• [GOAL] Extract and list every line that contains the word "Semi".

Dataset listings of figures

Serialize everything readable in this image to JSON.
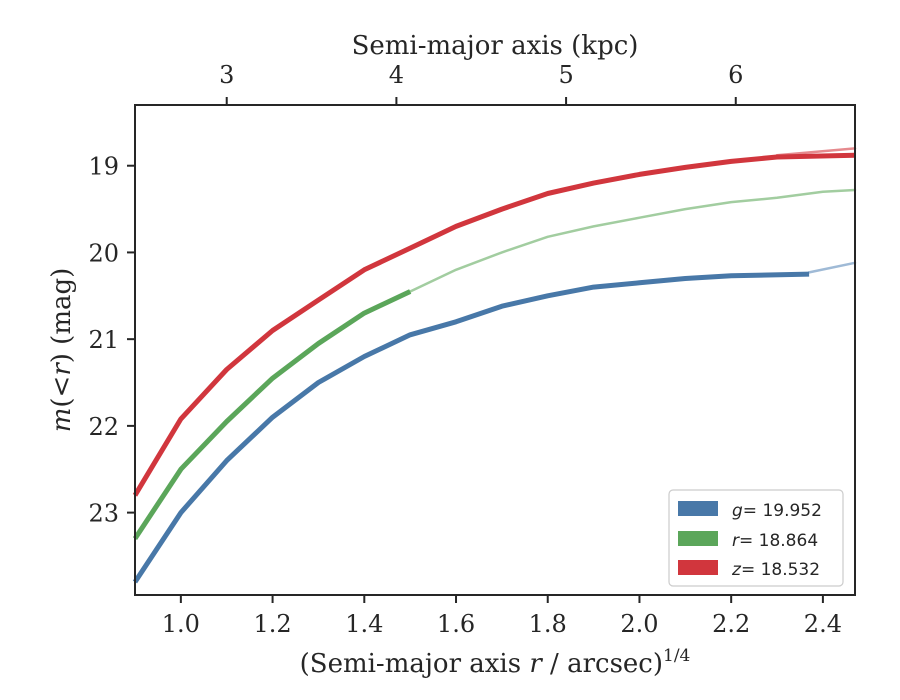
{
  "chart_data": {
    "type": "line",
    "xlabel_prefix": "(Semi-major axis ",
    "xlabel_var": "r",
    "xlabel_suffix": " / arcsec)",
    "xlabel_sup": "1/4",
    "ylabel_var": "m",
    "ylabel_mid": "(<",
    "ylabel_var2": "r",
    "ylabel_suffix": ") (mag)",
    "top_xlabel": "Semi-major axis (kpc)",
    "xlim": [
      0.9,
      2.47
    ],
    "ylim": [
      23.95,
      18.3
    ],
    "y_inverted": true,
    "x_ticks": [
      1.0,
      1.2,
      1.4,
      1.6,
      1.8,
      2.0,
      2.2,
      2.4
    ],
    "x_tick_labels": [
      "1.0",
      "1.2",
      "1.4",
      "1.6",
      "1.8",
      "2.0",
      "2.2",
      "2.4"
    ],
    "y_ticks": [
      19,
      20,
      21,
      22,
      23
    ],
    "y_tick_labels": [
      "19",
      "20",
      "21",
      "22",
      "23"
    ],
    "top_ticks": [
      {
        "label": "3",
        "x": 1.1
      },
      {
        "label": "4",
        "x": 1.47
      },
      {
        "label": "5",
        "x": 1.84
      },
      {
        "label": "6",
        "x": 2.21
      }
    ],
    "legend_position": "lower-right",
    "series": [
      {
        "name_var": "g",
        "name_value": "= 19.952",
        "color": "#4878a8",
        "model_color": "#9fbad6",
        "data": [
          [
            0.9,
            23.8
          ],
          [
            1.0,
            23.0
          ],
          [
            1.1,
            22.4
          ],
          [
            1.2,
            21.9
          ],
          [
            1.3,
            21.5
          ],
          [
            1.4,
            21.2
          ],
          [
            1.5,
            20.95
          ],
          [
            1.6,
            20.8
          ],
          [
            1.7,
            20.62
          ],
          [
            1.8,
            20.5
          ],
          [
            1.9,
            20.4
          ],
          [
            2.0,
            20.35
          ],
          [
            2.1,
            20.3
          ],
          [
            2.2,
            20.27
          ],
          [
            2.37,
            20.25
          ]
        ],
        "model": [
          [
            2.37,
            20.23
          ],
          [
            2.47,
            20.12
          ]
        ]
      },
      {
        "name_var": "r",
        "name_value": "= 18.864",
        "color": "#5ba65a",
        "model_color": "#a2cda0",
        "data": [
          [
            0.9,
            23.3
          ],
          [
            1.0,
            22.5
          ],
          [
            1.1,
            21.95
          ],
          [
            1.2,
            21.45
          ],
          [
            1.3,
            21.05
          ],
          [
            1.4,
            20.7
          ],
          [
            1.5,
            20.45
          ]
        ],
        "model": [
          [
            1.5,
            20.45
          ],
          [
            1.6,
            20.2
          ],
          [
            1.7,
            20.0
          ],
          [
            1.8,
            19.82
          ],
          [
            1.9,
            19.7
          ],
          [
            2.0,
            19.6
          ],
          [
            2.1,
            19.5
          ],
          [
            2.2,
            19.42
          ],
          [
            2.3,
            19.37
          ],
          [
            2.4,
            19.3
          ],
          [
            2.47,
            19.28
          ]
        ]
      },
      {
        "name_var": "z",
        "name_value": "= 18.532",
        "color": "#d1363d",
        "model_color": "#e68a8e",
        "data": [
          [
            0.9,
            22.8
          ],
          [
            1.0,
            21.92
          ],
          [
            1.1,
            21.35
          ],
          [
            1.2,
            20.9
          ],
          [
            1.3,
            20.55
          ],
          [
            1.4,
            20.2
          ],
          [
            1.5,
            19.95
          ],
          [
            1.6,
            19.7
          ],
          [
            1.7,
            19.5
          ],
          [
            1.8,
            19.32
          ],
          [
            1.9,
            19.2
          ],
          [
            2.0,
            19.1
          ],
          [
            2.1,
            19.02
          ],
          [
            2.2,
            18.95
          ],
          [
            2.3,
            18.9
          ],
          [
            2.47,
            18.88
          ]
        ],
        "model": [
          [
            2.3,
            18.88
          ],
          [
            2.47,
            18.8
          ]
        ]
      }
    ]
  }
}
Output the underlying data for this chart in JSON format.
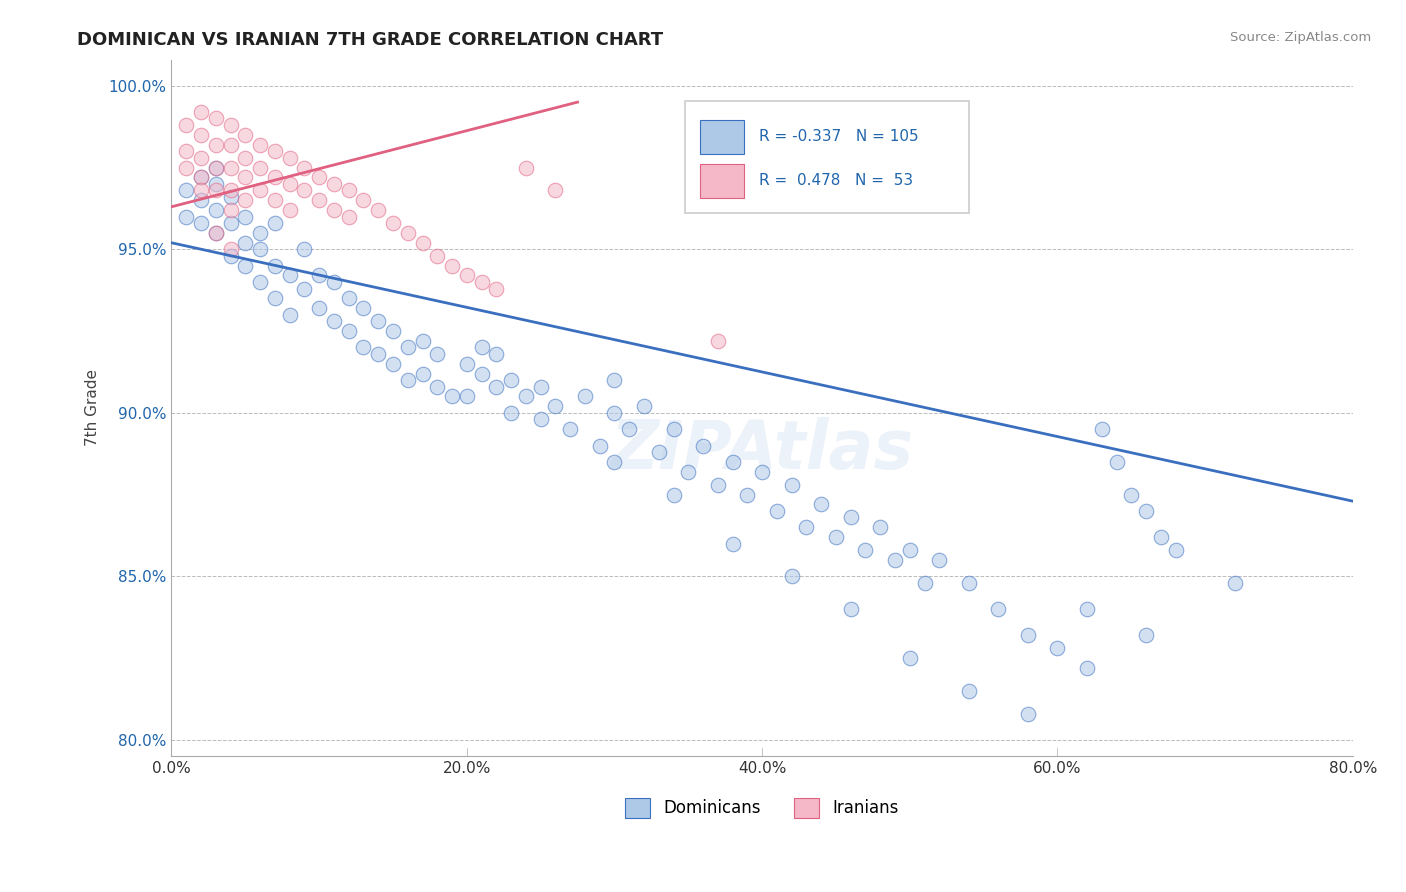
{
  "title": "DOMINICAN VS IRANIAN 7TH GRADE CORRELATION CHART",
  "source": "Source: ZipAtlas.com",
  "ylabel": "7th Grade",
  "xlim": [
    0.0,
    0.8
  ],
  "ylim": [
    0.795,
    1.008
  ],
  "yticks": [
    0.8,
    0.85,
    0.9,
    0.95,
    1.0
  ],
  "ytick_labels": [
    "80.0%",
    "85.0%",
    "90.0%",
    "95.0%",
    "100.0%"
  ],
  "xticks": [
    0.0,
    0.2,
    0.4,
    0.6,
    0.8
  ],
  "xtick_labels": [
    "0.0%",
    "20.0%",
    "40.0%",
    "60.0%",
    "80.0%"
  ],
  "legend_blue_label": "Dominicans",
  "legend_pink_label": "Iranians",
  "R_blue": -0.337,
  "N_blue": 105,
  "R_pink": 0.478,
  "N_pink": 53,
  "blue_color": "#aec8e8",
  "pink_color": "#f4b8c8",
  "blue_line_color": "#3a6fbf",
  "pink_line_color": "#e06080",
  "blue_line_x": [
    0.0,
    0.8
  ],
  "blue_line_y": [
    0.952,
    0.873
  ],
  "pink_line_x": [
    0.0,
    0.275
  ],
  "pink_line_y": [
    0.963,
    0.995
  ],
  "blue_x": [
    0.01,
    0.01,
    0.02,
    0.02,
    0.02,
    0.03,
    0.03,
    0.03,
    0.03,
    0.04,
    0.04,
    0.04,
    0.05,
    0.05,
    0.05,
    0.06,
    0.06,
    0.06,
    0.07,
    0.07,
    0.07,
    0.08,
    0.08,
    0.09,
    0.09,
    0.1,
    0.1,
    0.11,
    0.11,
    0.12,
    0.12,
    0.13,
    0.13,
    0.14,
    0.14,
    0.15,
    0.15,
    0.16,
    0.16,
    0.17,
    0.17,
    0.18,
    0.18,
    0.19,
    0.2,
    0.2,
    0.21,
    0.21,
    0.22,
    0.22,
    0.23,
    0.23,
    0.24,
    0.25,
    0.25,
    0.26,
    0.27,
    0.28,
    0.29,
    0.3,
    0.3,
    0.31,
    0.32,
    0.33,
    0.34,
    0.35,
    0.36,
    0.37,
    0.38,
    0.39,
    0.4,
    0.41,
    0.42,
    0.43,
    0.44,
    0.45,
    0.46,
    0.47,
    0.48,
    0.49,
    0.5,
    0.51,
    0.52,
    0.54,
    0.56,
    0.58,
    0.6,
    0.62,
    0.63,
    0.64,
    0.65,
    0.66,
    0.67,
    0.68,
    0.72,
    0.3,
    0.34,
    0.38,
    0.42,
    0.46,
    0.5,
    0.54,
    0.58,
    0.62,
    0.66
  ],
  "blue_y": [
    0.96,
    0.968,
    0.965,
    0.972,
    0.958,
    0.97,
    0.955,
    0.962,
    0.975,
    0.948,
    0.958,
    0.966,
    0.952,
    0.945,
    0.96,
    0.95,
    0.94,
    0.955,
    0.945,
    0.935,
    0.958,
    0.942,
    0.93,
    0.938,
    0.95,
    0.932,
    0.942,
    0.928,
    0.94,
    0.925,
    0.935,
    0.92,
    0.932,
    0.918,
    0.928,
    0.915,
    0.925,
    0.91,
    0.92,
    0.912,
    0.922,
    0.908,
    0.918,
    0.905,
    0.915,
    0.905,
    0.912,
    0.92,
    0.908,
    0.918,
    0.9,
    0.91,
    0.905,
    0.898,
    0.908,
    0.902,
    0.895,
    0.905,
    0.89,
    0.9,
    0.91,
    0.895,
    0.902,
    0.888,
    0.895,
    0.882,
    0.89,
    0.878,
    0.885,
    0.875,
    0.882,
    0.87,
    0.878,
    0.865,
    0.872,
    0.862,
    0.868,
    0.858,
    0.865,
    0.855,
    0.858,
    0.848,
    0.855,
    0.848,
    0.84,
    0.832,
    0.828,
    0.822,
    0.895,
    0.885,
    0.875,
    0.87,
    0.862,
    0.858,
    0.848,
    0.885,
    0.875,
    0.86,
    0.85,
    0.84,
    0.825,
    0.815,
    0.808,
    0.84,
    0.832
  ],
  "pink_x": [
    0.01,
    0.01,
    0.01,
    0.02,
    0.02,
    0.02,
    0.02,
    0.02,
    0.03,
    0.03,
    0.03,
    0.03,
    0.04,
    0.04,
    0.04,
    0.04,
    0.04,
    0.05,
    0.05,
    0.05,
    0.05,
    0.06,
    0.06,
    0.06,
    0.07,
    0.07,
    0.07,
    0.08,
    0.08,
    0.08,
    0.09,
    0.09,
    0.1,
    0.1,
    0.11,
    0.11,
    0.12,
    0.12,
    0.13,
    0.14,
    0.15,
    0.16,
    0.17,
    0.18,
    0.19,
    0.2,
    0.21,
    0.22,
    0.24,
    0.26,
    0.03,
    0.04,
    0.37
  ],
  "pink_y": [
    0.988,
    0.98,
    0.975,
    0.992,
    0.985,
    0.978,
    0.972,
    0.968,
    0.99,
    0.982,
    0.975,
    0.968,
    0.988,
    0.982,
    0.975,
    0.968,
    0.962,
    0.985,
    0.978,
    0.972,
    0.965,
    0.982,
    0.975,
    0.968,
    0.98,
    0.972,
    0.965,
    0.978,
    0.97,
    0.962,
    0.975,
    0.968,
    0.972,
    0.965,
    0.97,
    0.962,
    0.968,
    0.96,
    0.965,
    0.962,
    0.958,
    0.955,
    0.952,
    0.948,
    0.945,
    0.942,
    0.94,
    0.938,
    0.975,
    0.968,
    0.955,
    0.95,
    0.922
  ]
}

• [FINISHED TASK]
    "xlabel_prefix": "(Semi-major axis ",
    "top_xlabel": "Semi-major axis (kpc)",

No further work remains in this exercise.